#### STATED PROBLEM
Gather every line from the entries below that includes "selected".

#### INPUT ROWS
■ ■ ■ ■
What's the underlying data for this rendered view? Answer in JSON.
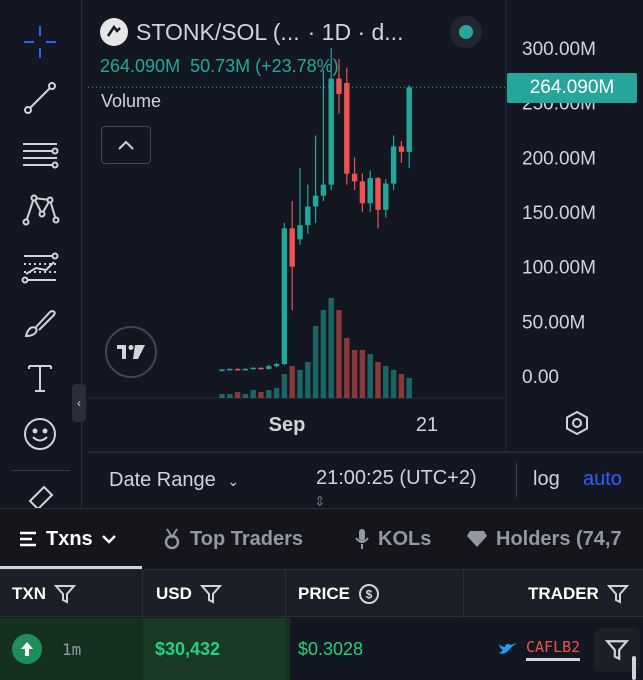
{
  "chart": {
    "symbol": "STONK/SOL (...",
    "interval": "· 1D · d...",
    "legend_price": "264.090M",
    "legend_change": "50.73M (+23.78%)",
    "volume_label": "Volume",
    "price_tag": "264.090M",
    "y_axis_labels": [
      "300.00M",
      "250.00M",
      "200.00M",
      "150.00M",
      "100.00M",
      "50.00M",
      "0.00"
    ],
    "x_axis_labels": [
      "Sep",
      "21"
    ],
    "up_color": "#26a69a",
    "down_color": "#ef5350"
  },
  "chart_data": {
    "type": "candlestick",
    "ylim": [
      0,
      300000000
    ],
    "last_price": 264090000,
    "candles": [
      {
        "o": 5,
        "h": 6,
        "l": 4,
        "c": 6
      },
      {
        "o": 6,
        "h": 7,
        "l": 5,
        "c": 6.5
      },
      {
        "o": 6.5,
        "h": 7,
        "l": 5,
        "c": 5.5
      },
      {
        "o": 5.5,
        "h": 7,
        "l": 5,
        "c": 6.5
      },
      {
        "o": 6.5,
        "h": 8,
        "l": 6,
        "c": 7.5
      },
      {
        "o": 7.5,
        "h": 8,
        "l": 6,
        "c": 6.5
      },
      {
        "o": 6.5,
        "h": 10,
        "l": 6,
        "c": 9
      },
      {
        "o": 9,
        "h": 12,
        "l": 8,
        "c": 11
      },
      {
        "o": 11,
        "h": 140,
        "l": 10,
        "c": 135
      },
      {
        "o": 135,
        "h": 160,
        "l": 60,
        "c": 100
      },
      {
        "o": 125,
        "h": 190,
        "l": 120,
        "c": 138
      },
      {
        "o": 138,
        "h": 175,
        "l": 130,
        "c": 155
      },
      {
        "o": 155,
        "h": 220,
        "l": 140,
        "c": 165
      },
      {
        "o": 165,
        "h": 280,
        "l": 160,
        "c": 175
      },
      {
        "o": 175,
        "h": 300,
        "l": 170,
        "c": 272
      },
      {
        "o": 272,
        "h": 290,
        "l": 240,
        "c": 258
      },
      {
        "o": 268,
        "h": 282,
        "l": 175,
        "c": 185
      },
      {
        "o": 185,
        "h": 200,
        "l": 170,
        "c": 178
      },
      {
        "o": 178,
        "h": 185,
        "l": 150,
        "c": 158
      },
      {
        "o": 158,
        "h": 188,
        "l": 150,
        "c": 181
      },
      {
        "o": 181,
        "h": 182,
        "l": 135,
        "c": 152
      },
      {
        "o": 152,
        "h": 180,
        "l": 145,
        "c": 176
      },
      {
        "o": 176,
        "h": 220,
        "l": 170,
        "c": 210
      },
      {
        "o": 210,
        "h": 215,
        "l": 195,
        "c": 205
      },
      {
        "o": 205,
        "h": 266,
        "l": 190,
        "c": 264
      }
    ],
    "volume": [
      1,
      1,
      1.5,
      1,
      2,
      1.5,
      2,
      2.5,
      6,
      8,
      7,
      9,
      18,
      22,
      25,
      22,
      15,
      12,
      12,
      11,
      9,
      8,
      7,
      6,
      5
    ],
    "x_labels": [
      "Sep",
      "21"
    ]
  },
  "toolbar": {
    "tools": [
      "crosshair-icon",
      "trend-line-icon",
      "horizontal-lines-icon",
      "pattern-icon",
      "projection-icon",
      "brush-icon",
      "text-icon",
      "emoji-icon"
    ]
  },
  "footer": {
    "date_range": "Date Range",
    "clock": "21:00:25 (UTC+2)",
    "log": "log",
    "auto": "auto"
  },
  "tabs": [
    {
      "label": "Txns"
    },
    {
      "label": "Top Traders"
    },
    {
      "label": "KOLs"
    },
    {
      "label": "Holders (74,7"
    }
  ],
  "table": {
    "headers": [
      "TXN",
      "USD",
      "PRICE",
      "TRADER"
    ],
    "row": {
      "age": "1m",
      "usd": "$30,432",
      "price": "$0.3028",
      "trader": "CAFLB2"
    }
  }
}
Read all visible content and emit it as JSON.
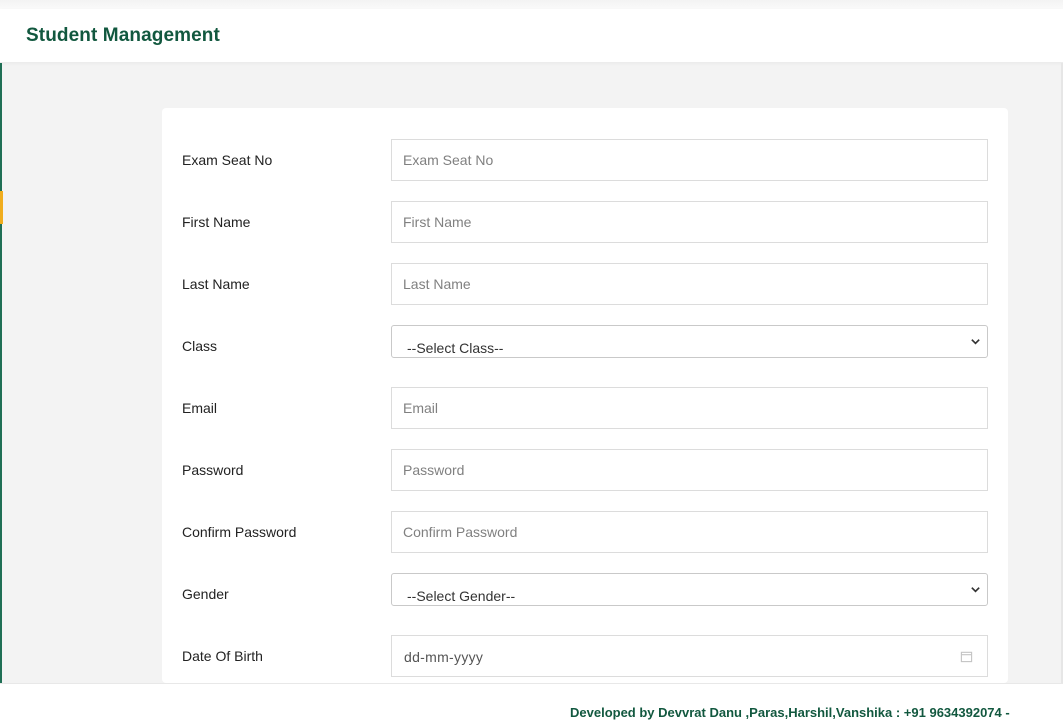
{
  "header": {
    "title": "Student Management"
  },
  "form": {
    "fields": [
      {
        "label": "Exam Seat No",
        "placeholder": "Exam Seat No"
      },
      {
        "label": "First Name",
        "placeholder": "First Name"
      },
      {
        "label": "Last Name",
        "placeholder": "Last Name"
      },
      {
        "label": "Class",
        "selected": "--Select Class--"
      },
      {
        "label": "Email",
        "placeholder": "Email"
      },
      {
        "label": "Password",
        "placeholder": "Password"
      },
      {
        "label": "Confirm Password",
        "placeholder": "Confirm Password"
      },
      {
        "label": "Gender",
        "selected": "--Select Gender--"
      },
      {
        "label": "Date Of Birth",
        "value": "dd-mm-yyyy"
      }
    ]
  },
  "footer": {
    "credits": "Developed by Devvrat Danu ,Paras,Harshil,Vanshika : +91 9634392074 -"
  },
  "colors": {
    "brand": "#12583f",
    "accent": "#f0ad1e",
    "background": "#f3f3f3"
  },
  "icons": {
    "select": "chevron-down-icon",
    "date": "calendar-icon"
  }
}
■ ■ ■ ■
#### CORRECT OUTPUT
        "selected": "--Select Class--"
        "selected": "--Select Gender--"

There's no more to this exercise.